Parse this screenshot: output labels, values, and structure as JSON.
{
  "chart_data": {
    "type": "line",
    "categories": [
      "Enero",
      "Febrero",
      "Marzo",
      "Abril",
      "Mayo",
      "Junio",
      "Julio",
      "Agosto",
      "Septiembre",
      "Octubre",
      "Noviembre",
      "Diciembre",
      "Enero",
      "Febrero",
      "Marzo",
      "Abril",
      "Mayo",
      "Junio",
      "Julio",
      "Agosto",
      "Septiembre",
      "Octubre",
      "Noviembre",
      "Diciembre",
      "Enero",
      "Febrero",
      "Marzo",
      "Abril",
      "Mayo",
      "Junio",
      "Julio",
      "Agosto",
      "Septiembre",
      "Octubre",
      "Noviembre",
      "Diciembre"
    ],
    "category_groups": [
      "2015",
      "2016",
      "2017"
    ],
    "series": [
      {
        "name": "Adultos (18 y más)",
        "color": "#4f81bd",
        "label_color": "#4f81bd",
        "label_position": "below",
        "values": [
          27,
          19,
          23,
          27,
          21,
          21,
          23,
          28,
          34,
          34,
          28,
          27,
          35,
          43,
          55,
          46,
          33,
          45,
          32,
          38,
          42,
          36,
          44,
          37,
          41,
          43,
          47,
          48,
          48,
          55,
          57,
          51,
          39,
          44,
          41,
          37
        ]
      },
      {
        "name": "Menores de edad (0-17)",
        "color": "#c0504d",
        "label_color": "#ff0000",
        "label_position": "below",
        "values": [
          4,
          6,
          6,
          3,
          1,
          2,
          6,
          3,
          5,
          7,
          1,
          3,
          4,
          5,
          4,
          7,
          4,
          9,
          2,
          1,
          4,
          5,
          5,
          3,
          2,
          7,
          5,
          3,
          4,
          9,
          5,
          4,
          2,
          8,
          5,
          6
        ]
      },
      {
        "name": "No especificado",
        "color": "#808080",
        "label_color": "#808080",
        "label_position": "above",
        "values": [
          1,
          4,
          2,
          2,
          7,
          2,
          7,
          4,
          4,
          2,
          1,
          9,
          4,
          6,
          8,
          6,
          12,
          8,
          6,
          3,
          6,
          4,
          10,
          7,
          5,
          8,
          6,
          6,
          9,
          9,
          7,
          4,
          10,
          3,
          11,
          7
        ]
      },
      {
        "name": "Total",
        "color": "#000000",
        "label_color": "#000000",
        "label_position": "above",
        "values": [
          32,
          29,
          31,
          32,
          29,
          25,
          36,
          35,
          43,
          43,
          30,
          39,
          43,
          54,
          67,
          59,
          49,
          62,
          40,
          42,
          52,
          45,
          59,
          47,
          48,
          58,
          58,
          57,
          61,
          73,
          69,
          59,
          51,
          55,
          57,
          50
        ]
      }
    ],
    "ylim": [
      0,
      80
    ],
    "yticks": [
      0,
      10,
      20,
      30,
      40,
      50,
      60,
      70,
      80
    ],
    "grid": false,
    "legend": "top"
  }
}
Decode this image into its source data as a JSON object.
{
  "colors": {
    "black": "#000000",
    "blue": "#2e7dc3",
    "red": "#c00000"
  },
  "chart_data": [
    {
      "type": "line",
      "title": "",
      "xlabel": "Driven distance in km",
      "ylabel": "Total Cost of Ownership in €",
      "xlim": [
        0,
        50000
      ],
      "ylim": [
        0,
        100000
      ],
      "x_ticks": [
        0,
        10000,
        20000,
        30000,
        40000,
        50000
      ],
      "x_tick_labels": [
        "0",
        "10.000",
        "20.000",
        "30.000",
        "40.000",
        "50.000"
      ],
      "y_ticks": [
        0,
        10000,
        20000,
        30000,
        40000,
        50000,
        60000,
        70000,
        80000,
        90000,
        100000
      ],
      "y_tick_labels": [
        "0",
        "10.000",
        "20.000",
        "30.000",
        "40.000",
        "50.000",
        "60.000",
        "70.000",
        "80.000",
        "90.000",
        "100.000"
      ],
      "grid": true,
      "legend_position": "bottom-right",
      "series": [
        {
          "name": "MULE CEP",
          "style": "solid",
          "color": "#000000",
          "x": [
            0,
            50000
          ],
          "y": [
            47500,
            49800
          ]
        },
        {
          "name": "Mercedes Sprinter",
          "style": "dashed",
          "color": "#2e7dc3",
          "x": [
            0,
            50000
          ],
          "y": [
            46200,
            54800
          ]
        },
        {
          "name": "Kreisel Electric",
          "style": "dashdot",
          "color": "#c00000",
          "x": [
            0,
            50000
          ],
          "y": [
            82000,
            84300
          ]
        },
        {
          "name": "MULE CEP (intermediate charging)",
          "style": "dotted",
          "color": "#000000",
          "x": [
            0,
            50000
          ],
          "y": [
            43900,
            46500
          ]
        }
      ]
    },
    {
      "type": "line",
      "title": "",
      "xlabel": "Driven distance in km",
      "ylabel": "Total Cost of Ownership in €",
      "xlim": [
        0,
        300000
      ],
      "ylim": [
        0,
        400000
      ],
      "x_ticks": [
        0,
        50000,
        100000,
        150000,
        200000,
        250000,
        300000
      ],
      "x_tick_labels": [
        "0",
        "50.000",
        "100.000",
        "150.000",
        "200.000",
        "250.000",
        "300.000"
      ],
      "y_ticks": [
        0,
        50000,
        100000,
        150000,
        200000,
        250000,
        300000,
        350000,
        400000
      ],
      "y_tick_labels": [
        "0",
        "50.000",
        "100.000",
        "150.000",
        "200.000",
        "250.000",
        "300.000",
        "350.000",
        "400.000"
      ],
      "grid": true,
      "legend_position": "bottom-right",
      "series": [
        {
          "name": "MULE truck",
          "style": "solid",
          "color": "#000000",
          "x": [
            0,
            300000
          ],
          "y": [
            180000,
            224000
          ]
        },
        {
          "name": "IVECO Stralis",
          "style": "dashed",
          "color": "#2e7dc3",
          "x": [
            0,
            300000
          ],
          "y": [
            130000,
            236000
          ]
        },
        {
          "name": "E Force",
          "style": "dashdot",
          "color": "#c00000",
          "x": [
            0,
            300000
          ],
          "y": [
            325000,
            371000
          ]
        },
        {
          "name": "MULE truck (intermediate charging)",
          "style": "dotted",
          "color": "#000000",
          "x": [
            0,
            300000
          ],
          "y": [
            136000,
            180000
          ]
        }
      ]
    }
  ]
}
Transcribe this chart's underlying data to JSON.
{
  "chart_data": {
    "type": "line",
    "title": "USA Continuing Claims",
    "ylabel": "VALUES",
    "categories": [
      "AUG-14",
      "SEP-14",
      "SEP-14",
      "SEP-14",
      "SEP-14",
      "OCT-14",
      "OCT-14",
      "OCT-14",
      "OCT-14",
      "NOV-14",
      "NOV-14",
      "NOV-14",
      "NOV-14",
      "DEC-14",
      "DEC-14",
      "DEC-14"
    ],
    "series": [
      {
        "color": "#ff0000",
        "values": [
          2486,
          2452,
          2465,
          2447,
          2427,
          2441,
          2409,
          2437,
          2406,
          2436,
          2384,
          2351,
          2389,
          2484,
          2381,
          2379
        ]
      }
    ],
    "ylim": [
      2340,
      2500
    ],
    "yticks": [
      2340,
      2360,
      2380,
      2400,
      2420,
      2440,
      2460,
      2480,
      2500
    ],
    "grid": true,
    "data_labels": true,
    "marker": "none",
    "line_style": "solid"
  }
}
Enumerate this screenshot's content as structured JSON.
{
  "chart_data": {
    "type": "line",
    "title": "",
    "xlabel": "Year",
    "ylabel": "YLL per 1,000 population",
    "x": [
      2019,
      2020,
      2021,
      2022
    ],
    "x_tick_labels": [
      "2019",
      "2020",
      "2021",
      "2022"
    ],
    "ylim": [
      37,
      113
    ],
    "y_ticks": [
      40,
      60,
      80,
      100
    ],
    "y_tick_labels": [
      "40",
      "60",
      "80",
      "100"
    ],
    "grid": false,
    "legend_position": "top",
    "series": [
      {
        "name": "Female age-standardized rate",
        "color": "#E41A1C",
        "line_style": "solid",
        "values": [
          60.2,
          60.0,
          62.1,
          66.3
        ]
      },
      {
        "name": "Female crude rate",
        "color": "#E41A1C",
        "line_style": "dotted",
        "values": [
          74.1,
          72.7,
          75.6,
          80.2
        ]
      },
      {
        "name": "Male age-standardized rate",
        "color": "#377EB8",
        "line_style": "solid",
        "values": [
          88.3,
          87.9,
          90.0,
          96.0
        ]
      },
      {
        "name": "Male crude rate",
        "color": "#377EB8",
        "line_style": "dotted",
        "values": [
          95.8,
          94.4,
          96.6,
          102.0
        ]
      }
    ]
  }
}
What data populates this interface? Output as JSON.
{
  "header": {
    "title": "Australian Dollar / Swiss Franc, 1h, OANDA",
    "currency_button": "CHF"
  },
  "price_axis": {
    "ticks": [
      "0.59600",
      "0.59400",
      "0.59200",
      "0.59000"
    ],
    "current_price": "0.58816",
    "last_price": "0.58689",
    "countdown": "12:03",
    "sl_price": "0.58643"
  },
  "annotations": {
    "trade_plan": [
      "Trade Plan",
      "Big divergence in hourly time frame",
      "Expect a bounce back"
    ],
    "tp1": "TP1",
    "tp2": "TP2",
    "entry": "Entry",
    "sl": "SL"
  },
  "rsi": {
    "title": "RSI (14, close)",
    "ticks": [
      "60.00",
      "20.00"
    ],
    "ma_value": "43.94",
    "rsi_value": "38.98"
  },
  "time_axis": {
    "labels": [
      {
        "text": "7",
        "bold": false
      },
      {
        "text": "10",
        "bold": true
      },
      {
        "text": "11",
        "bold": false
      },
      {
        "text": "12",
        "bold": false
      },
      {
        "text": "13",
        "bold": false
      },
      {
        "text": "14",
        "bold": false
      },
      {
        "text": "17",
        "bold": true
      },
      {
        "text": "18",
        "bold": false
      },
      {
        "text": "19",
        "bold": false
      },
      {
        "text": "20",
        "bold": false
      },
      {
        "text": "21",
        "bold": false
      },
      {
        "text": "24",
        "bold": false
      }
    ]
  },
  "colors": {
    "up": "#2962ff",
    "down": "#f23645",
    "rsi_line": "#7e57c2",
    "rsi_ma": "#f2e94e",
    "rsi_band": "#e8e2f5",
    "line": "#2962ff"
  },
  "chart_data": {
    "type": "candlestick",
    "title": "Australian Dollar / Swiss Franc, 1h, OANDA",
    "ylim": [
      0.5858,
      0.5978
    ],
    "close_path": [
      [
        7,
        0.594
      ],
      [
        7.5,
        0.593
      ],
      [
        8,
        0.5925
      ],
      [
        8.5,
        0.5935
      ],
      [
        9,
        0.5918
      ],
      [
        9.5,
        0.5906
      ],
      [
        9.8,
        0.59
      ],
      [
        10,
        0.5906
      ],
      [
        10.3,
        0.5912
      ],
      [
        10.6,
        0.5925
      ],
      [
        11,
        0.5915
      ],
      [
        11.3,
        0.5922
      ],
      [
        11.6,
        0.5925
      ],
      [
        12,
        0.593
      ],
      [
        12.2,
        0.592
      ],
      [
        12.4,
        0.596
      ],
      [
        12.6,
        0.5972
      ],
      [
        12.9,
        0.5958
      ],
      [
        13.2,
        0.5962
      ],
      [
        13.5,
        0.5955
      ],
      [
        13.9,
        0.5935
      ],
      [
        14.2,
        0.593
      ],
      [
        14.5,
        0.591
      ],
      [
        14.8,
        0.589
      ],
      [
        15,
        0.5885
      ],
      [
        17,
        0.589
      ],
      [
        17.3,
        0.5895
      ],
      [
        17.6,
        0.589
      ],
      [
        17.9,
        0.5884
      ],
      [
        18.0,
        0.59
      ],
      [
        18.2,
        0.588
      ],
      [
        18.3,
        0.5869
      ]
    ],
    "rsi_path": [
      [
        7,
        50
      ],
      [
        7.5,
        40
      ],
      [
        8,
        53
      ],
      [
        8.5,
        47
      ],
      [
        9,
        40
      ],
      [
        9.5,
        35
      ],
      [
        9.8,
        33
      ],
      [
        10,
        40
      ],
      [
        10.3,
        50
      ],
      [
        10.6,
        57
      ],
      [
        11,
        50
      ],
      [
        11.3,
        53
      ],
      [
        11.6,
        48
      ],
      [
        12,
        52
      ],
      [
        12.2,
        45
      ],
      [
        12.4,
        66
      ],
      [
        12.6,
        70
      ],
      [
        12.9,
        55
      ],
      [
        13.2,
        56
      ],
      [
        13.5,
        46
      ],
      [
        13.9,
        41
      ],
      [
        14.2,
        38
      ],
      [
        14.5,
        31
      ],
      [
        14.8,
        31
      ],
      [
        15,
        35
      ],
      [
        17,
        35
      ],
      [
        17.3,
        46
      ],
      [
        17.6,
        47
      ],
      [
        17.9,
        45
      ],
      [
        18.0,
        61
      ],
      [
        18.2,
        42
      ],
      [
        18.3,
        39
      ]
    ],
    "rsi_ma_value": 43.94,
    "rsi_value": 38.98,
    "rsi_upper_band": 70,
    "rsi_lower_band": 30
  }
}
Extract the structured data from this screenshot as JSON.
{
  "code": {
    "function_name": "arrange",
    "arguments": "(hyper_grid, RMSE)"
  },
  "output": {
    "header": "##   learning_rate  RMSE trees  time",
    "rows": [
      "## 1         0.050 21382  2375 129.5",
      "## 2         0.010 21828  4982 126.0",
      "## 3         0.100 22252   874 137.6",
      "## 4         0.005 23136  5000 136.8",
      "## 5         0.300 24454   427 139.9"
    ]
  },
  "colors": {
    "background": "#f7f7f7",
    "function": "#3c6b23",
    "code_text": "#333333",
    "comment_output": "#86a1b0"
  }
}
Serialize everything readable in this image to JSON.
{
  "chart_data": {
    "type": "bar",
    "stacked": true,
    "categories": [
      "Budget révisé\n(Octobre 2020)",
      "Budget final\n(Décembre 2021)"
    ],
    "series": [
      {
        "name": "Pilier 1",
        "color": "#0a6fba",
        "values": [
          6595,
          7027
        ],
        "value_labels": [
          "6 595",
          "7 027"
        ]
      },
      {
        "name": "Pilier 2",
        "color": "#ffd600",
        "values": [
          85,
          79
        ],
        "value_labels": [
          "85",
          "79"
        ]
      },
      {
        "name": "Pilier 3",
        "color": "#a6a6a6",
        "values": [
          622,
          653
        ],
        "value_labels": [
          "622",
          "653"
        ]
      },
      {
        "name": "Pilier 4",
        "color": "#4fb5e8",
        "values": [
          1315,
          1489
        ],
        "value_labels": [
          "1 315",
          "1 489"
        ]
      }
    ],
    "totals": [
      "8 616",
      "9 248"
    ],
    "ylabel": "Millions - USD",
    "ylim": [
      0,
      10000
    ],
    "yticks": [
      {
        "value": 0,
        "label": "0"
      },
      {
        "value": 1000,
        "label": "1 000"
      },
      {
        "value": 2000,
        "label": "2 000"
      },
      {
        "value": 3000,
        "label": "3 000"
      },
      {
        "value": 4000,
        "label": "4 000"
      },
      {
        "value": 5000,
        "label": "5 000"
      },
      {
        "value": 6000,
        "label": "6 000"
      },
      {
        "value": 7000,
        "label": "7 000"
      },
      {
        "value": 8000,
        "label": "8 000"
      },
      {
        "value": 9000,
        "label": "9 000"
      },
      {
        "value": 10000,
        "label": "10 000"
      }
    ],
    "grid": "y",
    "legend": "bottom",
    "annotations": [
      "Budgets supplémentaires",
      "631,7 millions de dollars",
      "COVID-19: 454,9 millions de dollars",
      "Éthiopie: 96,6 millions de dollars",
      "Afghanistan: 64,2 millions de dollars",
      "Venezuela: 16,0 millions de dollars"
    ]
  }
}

++++++++

Pull out all lines from the entries above in which the word "header" appears.

  "header": {
    "header": "##   learning_rate  RMSE trees  time",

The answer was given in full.